SUPPLIED DATA:

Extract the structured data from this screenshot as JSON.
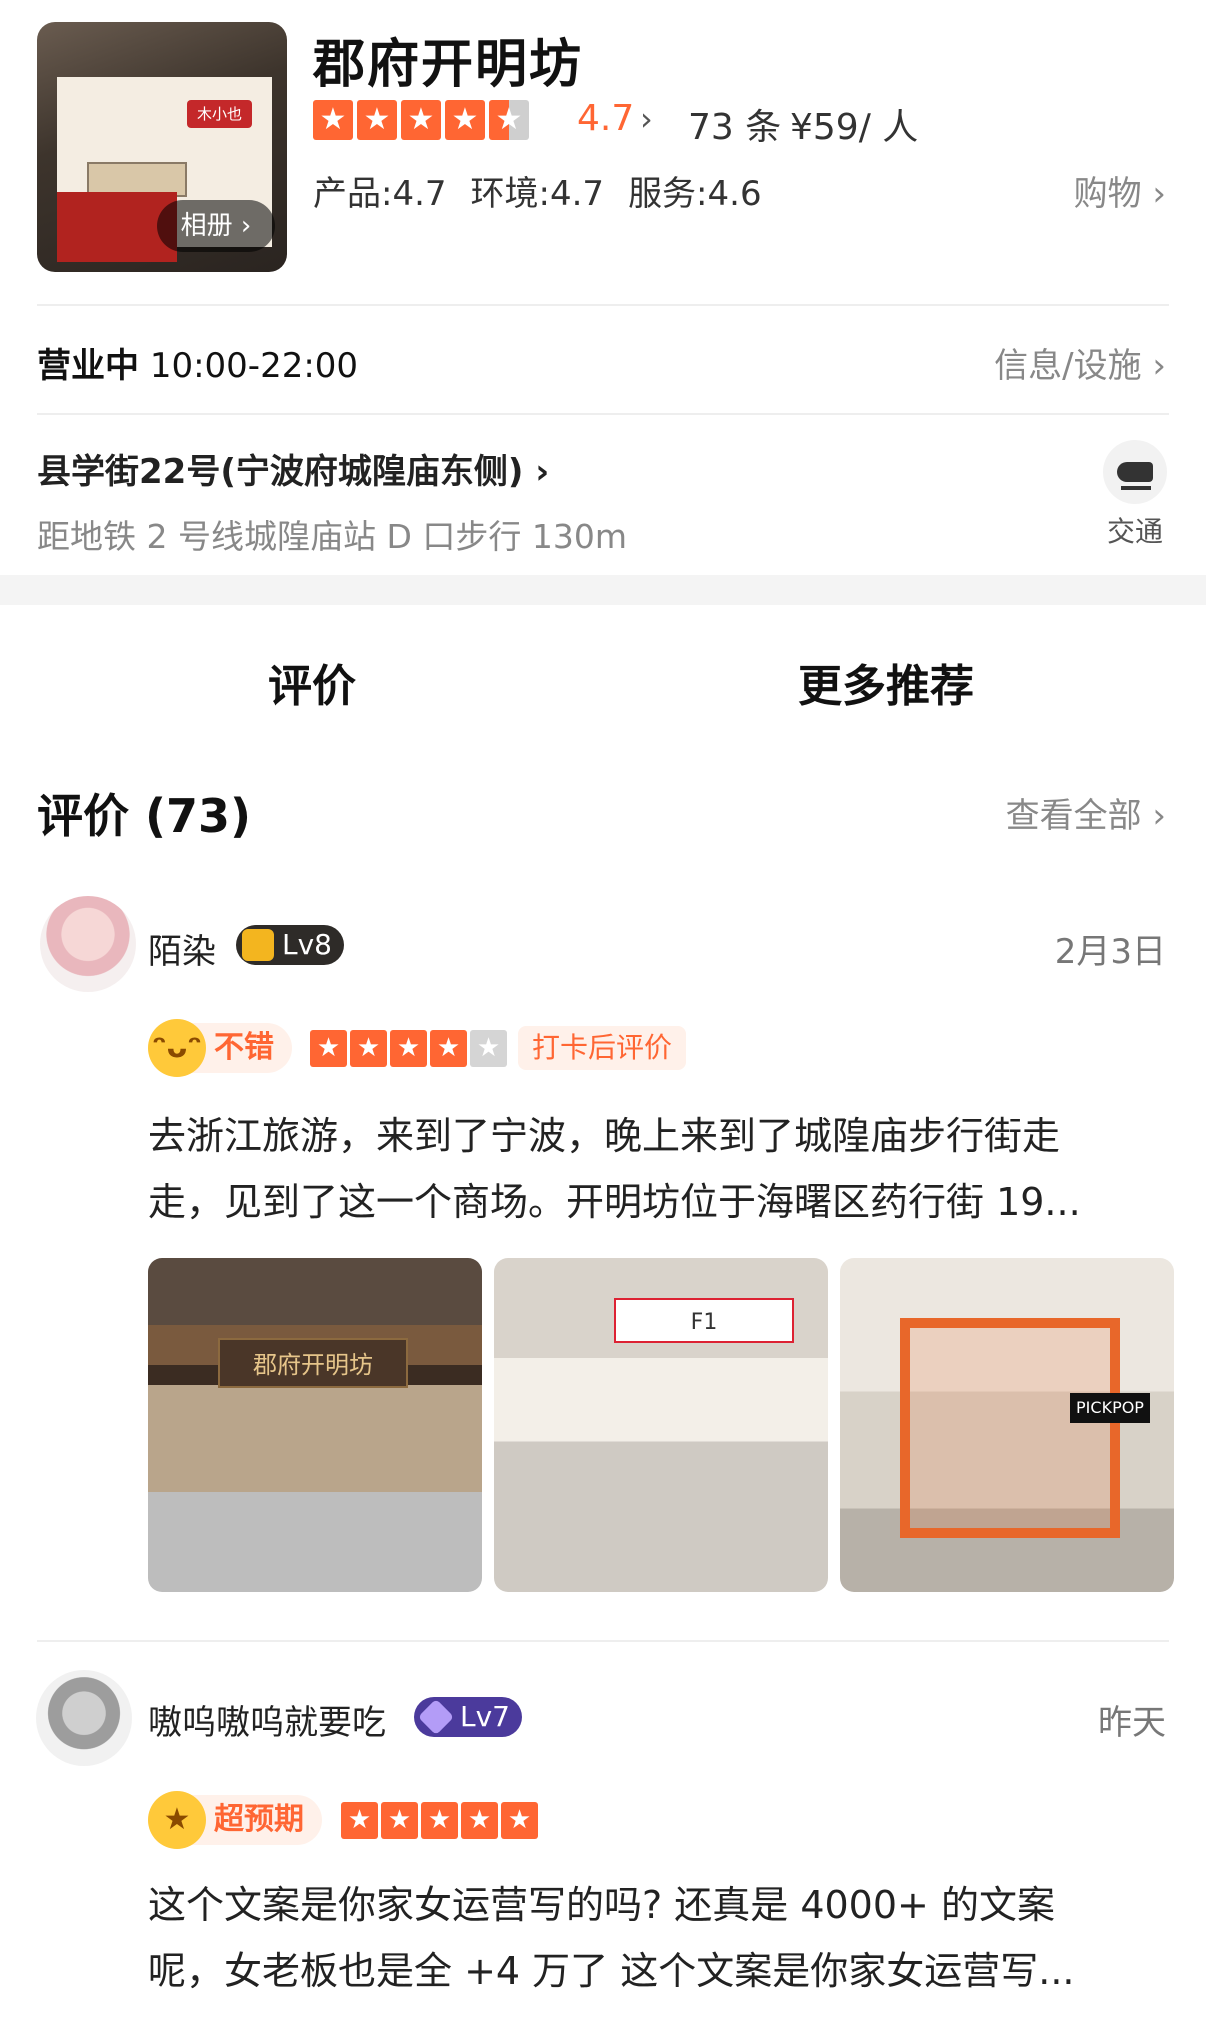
{
  "shop": {
    "name": "郡府开明坊",
    "album_label": "相册 ›",
    "thumb_sign": "木小也",
    "rating": "4.7",
    "rating_chevron": "›",
    "review_count": "73 条",
    "price": "¥59/ 人",
    "scores": {
      "product": "产品:4.7",
      "environment": "环境:4.7",
      "service": "服务:4.6"
    },
    "category": "购物 ›",
    "status": "营业中",
    "hours": "10:00-22:00",
    "info_link": "信息/设施 ›",
    "address": "县学街22号(宁波府城隍庙东侧) ›",
    "distance": "距地铁 2 号线城隍庙站 D 口步行 130m",
    "transit_label": "交通"
  },
  "tabs": [
    {
      "label": "评价",
      "active": true
    },
    {
      "label": "更多推荐",
      "active": false
    }
  ],
  "reviews_section": {
    "title": "评价 (73)",
    "view_all": "查看全部 ›"
  },
  "reviews": [
    {
      "user": "陌染",
      "level": "Lv8",
      "date": "2月3日",
      "mood_label": "不错",
      "mood_icon": "grin-face-icon",
      "stars": 4,
      "tag": "打卡后评价",
      "text_line1": "去浙江旅游，来到了宁波，晚上来到了城隍庙步行街走",
      "text_line2": "走，见到了这一个商场。开明坊位于海曙区药行街 19...",
      "photos": [
        {
          "caption": "郡府开明坊"
        },
        {
          "caption": "F1"
        },
        {
          "caption": "PICKPOP"
        }
      ]
    },
    {
      "user": "嗷呜嗷呜就要吃",
      "level": "Lv7",
      "date": "昨天",
      "mood_label": "超预期",
      "mood_icon": "star-struck-face-icon",
      "stars": 5,
      "text_line1": "这个文案是你家女运营写的吗? 还真是 4000+ 的文案",
      "text_line2": "呢，女老板也是全 +4 万了 这个文案是你家女运营写..."
    }
  ],
  "colors": {
    "accent": "#ff6633",
    "muted_text": "#888888",
    "divider": "#eeeeee"
  }
}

STATED EXERCISE:
All of the records need repeating exactly, except for the pictures.

EXERCISE RESPONSE:
Extract the structured data from this screenshot as JSON.
{
  "shop": {
    "name": "郡府开明坊",
    "album_label": "相册 ›",
    "thumb_sign": "木小也",
    "rating": "4.7",
    "rating_chevron": "›",
    "review_count": "73 条",
    "price": "¥59/ 人",
    "scores": {
      "product": "产品:4.7",
      "environment": "环境:4.7",
      "service": "服务:4.6"
    },
    "category": "购物 ›",
    "status": "营业中",
    "hours": "10:00-22:00",
    "info_link": "信息/设施 ›",
    "address": "县学街22号(宁波府城隍庙东侧) ›",
    "distance": "距地铁 2 号线城隍庙站 D 口步行 130m",
    "transit_label": "交通"
  },
  "tabs": [
    {
      "label": "评价",
      "active": true
    },
    {
      "label": "更多推荐",
      "active": false
    }
  ],
  "reviews_section": {
    "title": "评价 (73)",
    "view_all": "查看全部 ›"
  },
  "reviews": [
    {
      "user": "陌染",
      "level": "Lv8",
      "date": "2月3日",
      "mood_label": "不错",
      "mood_icon": "grin-face-icon",
      "stars": 4,
      "tag": "打卡后评价",
      "text_line1": "去浙江旅游，来到了宁波，晚上来到了城隍庙步行街走",
      "text_line2": "走，见到了这一个商场。开明坊位于海曙区药行街 19...",
      "photos": [
        {
          "caption": "郡府开明坊"
        },
        {
          "caption": "F1"
        },
        {
          "caption": "PICKPOP"
        }
      ]
    },
    {
      "user": "嗷呜嗷呜就要吃",
      "level": "Lv7",
      "date": "昨天",
      "mood_label": "超预期",
      "mood_icon": "star-struck-face-icon",
      "stars": 5,
      "text_line1": "这个文案是你家女运营写的吗? 还真是 4000+ 的文案",
      "text_line2": "呢，女老板也是全 +4 万了 这个文案是你家女运营写..."
    }
  ],
  "colors": {
    "accent": "#ff6633",
    "muted_text": "#888888",
    "divider": "#eeeeee"
  }
}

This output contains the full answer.